DATA FOR THIS EXERCISE
+++++

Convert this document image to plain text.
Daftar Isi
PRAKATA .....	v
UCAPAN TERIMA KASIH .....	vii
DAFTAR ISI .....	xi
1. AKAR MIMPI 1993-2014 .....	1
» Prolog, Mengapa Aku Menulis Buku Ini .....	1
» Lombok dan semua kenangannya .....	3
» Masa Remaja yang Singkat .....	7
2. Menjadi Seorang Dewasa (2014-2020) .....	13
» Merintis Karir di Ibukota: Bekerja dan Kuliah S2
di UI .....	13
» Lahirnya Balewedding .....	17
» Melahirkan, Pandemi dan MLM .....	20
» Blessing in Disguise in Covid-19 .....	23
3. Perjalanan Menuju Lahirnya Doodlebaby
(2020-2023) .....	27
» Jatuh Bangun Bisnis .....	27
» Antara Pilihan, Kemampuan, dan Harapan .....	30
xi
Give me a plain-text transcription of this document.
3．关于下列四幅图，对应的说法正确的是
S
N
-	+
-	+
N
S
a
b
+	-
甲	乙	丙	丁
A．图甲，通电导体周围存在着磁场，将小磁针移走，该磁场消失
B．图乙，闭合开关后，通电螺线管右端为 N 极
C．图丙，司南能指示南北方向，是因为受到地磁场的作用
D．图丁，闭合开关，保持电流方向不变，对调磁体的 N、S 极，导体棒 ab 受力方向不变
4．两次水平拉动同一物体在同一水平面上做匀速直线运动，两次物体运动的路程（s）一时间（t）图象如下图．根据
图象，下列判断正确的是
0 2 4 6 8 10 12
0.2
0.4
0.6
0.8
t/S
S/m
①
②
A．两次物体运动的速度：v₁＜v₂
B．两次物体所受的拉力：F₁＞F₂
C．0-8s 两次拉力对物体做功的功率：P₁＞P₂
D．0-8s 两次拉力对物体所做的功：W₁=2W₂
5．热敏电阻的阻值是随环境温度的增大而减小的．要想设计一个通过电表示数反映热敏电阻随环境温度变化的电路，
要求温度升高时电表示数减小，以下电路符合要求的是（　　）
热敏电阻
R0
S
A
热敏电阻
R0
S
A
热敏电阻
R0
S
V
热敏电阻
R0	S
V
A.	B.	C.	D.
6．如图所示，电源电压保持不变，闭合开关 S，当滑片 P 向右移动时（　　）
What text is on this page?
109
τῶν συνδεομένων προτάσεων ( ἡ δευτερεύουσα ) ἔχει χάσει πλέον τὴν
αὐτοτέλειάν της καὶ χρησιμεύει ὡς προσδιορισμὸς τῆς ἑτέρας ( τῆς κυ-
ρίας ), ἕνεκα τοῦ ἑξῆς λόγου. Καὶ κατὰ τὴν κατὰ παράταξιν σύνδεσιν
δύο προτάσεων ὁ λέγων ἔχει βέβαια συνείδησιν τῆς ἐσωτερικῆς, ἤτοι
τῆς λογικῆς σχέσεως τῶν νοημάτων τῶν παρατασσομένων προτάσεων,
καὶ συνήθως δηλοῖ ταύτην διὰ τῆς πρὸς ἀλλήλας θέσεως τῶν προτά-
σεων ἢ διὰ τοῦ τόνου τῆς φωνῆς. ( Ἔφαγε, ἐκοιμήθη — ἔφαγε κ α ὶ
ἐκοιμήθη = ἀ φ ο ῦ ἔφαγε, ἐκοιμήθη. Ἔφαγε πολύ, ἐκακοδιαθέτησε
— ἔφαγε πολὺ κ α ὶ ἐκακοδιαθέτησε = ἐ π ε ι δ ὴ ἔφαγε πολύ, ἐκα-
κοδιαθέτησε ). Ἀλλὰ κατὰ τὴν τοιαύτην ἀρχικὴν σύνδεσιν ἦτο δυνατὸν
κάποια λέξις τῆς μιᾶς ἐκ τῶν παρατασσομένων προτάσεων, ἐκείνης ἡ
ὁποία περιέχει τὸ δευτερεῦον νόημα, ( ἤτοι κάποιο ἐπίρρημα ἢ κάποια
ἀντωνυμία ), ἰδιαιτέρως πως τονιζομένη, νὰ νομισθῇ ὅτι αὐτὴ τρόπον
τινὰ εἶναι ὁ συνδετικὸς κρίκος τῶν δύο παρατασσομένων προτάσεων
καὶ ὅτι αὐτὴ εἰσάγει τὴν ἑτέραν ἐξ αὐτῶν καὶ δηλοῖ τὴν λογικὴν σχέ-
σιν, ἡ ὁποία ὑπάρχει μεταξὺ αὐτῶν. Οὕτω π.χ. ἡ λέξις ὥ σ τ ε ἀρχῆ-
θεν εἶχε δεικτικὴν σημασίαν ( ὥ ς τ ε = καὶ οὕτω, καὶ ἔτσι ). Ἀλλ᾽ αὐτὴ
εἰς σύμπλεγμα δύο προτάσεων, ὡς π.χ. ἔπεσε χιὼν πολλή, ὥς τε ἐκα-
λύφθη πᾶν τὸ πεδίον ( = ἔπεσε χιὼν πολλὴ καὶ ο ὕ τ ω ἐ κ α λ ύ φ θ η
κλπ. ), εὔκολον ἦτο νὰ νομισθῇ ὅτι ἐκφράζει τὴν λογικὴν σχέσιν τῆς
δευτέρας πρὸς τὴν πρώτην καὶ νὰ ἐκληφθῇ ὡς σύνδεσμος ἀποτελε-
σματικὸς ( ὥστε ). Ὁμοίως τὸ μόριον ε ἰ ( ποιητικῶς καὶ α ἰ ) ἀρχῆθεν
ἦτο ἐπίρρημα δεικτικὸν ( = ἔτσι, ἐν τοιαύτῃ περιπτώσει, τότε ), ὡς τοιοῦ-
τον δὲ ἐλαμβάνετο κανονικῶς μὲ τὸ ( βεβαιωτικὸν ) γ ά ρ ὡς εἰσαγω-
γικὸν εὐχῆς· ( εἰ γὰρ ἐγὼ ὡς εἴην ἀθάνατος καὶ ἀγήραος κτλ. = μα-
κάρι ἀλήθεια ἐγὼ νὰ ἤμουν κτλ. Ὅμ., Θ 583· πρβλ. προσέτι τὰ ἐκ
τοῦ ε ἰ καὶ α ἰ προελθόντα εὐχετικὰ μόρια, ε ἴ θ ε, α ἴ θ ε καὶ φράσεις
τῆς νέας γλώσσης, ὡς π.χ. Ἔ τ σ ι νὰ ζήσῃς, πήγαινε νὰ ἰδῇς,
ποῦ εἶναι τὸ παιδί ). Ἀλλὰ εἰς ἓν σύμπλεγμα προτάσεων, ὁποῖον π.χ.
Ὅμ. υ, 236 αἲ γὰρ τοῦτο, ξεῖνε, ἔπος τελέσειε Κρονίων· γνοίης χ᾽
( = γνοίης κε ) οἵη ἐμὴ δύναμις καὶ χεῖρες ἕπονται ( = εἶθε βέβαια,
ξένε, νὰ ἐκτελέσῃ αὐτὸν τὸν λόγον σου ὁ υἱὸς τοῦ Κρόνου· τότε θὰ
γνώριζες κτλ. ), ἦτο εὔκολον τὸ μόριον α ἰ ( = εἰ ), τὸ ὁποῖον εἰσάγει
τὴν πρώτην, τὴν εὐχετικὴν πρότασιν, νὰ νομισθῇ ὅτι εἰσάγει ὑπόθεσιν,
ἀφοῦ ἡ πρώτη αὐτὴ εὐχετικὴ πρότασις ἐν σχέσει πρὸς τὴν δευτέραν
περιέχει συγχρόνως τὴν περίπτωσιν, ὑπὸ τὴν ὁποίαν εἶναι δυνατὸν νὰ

+++++

Show every line above in which the word "λογικὴν" occurs.

THE OUTPUT
καὶ ὅτι αὐτὴ εἰσάγει τὴν ἑτέραν ἐξ αὐτῶν καὶ δηλοῖ τὴν λογικὴν σχέ-
κλπ. ), εὔκολον ἦτο νὰ νομισθῇ ὅτι ἐκφράζει τὴν λογικὴν σχέσιν τῆς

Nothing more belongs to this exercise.